### Task description
In the records below, find each line with the word "Exemptions" and copy it.
begin Provided data
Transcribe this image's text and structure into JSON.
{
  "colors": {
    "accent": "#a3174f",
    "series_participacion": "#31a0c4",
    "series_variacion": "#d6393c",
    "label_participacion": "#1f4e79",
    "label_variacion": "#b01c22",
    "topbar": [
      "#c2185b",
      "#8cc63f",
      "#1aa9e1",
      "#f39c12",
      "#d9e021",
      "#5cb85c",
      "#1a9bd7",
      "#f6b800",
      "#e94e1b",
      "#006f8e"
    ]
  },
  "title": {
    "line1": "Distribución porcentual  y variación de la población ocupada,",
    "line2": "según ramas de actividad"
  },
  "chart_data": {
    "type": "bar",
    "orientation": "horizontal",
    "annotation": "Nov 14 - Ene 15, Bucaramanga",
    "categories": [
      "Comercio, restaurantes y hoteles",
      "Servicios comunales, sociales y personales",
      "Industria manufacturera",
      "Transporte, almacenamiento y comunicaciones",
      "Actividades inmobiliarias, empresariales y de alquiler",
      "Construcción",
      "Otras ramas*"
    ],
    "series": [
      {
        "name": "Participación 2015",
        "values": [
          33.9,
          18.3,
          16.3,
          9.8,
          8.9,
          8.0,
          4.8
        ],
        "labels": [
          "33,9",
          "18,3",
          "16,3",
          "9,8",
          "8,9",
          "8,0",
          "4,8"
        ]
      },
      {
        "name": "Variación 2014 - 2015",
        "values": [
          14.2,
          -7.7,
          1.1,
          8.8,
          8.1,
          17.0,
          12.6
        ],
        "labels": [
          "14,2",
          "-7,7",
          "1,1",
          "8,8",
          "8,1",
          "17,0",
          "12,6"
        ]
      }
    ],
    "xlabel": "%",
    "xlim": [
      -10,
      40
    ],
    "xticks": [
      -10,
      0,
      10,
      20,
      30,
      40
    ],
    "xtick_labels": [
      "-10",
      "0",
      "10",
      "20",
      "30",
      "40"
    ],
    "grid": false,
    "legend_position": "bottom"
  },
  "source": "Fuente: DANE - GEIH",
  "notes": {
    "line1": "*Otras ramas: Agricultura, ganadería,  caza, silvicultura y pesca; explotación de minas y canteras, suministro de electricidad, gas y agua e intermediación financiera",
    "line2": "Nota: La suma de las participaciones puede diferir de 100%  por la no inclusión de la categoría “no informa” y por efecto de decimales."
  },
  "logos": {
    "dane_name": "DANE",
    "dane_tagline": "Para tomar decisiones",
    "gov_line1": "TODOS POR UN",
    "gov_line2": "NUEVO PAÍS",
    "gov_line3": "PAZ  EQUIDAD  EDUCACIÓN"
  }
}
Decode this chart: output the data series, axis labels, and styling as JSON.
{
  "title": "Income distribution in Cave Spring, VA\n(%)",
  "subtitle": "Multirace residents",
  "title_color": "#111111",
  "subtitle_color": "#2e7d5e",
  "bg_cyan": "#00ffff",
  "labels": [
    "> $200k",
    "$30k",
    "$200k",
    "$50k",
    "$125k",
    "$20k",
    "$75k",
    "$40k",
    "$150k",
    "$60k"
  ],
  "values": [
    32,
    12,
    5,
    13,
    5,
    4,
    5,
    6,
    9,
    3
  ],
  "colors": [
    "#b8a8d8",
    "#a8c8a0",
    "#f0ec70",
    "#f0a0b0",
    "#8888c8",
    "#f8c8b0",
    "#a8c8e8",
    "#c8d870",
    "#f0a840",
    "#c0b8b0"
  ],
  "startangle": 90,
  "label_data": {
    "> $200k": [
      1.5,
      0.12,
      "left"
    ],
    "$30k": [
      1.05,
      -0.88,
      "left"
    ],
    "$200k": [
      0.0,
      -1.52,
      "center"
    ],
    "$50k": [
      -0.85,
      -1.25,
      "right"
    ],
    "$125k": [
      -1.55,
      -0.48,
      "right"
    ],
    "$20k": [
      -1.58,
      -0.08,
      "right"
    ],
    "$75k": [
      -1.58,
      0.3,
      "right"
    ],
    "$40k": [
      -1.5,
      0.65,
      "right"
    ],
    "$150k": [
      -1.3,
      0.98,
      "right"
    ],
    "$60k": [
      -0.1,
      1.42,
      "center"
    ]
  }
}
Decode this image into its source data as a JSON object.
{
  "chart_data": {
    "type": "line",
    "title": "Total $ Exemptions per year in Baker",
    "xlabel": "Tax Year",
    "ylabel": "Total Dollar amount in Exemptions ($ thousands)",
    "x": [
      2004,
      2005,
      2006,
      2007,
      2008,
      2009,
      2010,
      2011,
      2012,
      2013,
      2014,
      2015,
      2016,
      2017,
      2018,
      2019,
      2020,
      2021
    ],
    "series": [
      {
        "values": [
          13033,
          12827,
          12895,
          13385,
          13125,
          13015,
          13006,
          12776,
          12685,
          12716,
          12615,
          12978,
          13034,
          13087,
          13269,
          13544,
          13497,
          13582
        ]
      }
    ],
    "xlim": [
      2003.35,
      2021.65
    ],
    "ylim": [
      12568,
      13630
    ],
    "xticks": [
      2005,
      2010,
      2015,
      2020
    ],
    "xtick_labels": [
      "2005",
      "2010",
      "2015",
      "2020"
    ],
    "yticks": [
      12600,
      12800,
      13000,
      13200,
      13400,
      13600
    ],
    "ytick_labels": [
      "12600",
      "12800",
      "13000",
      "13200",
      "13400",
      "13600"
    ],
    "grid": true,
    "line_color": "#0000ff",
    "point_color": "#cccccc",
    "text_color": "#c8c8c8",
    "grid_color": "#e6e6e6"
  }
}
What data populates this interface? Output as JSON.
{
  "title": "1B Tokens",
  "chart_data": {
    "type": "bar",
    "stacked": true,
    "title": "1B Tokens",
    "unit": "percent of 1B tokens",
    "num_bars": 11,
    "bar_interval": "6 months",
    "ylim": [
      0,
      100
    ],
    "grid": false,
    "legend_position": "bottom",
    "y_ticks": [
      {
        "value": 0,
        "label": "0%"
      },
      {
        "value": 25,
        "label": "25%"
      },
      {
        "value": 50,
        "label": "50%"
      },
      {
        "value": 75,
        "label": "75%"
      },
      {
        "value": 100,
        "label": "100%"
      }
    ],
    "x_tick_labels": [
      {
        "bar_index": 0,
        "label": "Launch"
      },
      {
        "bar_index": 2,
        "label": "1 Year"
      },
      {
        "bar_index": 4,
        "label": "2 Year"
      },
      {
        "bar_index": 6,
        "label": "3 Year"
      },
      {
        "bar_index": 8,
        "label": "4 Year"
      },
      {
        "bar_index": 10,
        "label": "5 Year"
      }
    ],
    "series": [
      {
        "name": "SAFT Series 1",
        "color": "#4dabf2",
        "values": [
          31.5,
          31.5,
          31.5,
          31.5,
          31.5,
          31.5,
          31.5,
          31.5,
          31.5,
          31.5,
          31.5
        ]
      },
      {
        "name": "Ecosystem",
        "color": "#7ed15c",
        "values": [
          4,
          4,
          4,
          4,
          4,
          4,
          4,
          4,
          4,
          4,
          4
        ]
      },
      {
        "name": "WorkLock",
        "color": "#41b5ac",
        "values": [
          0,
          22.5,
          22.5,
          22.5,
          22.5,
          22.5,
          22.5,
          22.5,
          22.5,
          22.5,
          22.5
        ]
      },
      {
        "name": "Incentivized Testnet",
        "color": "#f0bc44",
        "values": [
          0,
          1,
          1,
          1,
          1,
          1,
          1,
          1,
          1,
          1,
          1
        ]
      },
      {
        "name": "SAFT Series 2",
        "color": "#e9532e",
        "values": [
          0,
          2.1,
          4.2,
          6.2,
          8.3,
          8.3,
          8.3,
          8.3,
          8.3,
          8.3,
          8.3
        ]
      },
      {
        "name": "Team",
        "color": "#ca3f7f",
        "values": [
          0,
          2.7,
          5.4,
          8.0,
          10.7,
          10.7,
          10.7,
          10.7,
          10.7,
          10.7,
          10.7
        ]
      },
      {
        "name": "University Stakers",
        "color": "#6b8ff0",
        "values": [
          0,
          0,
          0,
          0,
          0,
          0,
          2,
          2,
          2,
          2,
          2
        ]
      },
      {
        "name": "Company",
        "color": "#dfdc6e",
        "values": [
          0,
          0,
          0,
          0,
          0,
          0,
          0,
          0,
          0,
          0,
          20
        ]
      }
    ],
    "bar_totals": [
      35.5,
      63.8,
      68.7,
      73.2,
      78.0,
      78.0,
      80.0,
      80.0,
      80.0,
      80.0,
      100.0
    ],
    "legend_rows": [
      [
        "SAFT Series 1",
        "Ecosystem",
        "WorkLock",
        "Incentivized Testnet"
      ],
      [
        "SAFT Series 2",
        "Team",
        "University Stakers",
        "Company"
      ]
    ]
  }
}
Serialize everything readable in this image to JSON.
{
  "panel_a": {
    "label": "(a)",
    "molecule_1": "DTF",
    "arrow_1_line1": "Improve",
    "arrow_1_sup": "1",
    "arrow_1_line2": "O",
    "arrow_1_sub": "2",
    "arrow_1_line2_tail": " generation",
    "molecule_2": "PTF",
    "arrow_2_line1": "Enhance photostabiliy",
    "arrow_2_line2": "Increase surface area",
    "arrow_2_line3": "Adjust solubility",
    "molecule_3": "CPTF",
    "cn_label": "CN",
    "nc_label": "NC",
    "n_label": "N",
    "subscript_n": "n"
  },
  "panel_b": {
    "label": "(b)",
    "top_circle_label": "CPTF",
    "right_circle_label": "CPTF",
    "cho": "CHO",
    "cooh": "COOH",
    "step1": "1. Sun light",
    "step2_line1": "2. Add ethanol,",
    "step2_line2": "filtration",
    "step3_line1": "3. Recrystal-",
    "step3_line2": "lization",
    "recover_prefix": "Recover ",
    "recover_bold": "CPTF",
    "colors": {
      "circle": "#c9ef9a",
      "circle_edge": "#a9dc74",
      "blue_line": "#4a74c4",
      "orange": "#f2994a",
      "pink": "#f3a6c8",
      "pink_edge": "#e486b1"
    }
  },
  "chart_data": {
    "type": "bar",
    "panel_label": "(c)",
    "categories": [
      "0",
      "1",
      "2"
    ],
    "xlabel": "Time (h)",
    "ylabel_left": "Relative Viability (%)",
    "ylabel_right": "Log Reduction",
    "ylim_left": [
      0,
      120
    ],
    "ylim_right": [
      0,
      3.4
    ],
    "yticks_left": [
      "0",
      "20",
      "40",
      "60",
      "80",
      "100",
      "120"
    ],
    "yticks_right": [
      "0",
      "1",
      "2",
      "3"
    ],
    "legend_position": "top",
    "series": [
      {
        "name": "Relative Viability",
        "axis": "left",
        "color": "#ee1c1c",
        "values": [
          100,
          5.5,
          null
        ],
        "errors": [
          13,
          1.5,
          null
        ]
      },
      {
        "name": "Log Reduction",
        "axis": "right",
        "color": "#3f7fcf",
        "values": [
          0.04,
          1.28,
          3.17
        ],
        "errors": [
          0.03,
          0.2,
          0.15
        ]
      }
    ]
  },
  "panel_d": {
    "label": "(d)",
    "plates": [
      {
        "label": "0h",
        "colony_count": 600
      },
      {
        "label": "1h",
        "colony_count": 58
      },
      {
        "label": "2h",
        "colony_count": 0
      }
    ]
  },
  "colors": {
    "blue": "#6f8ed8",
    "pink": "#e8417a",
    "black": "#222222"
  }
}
end Provided data
### Correct result
    "title": "Total $ Exemptions per year in Baker",
    "ylabel": "Total Dollar amount in Exemptions ($ thousands)",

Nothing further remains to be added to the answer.